### [Supplied information]
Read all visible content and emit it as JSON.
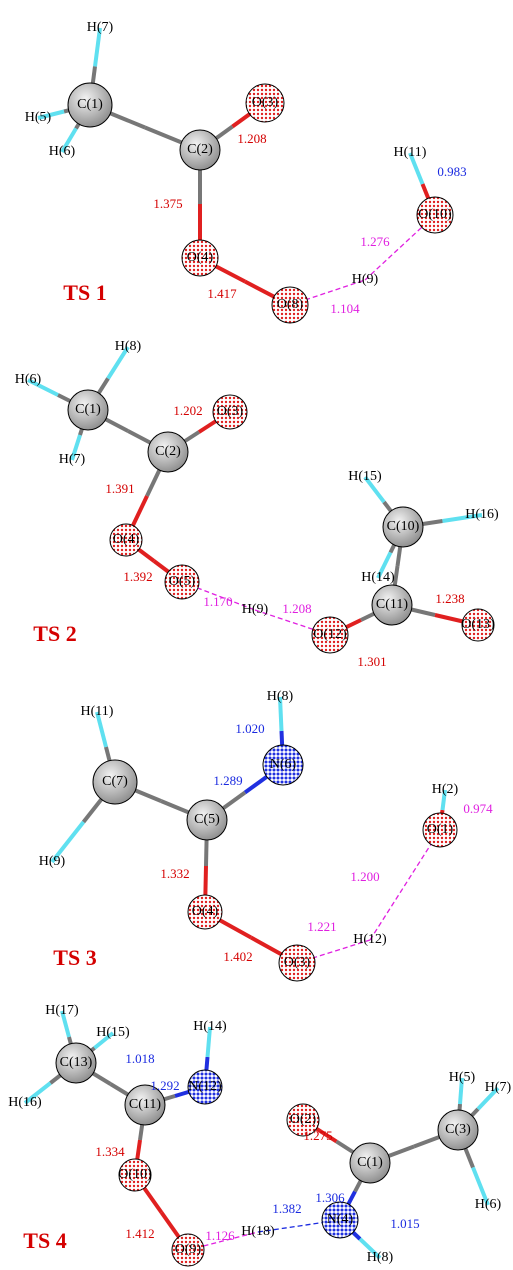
{
  "panels": [
    {
      "title": "TS 1",
      "atoms": [
        "H(7)",
        "C(1)",
        "H(5)",
        "H(6)",
        "C(2)",
        "O(3)",
        "O(4)",
        "O(8)",
        "H(9)",
        "O(10)",
        "H(11)"
      ],
      "bond_lengths": [
        "1.208",
        "1.375",
        "1.417",
        "1.104",
        "1.276",
        "0.983"
      ]
    },
    {
      "title": "TS 2",
      "atoms": [
        "H(8)",
        "H(6)",
        "C(1)",
        "H(7)",
        "C(2)",
        "O(3)",
        "O(4)",
        "O(5)",
        "H(9)",
        "O(12)",
        "C(11)",
        "C(10)",
        "H(15)",
        "H(16)",
        "H(14)",
        "O(13)"
      ],
      "bond_lengths": [
        "1.202",
        "1.391",
        "1.392",
        "1.170",
        "1.208",
        "1.301",
        "1.238"
      ]
    },
    {
      "title": "TS 3",
      "atoms": [
        "H(8)",
        "N(6)",
        "H(11)",
        "C(7)",
        "H(9)",
        "C(5)",
        "O(4)",
        "O(3)",
        "H(12)",
        "O(1)",
        "H(2)"
      ],
      "bond_lengths": [
        "1.020",
        "1.289",
        "1.332",
        "1.402",
        "1.221",
        "1.200",
        "0.974"
      ]
    },
    {
      "title": "TS 4",
      "atoms": [
        "H(17)",
        "H(15)",
        "C(13)",
        "H(16)",
        "C(11)",
        "N(12)",
        "H(14)",
        "O(10)",
        "O(9)",
        "H(18)",
        "N(4)",
        "H(8)",
        "O(2)",
        "C(1)",
        "C(3)",
        "H(5)",
        "H(7)",
        "H(6)"
      ],
      "bond_lengths": [
        "1.018",
        "1.292",
        "1.334",
        "1.412",
        "1.126",
        "1.382",
        "1.306",
        "1.015",
        "1.275"
      ]
    }
  ]
}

### [Aim]
Extract every line of the records above that contains the word "title".

### [Solution to the problem]
      "title": "TS 1",
      "title": "TS 2",
      "title": "TS 3",
      "title": "TS 4",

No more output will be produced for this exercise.